[INFORMATION SUPPLIED]

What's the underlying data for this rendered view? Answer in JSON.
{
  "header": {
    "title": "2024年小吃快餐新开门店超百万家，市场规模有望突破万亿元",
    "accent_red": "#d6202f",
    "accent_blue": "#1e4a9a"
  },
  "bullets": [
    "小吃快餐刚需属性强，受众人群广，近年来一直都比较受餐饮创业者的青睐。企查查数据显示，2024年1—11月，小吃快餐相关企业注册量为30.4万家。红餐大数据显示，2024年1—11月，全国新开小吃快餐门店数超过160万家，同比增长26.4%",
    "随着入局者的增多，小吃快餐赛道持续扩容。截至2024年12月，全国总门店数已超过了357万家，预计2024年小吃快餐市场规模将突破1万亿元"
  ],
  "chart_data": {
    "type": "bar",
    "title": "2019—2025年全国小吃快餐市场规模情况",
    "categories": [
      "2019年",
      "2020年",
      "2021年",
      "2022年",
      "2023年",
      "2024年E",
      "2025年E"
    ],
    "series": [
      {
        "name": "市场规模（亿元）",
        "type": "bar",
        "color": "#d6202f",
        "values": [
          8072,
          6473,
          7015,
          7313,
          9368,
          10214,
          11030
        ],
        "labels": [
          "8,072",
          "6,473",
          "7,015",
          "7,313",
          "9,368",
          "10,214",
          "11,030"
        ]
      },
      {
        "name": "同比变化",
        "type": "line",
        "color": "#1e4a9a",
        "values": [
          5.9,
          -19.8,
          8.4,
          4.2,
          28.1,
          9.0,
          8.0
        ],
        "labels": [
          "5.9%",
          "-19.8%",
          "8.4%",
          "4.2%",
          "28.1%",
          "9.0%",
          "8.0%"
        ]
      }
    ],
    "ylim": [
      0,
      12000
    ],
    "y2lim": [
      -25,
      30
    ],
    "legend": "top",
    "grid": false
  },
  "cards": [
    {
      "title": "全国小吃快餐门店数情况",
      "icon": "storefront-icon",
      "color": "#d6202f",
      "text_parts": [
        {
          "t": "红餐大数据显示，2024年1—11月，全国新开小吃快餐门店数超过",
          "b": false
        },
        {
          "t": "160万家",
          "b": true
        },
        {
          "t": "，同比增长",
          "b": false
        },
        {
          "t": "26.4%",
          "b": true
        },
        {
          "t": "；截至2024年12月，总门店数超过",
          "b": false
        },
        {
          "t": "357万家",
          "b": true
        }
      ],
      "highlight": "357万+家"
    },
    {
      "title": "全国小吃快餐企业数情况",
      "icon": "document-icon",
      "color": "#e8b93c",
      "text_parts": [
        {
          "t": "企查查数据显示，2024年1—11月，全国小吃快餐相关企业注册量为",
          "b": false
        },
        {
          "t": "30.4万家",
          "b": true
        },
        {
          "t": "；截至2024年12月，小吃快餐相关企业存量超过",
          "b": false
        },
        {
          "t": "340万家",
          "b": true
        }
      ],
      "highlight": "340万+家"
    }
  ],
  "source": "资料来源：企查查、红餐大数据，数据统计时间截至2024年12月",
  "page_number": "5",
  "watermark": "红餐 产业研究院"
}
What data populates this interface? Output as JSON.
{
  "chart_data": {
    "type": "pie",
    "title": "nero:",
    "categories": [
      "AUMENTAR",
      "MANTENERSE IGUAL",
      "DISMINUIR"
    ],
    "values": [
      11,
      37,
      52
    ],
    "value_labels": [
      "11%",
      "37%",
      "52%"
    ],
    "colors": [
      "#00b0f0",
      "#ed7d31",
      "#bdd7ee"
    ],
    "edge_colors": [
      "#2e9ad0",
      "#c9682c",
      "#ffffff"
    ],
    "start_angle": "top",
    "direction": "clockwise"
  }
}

[WORK INSTRUCTIONS]
Quote every line from the line containing "What data populates" through the closing line of the listing, including both.

[FINAL ANSWER]
What data populates this interface? Output as JSON.
{
  "chart_data": {
    "type": "pie",
    "title": "nero:",
    "categories": [
      "AUMENTAR",
      "MANTENERSE IGUAL",
      "DISMINUIR"
    ],
    "values": [
      11,
      37,
      52
    ],
    "value_labels": [
      "11%",
      "37%",
      "52%"
    ],
    "colors": [
      "#00b0f0",
      "#ed7d31",
      "#bdd7ee"
    ],
    "edge_colors": [
      "#2e9ad0",
      "#c9682c",
      "#ffffff"
    ],
    "start_angle": "top",
    "direction": "clockwise"
  }
}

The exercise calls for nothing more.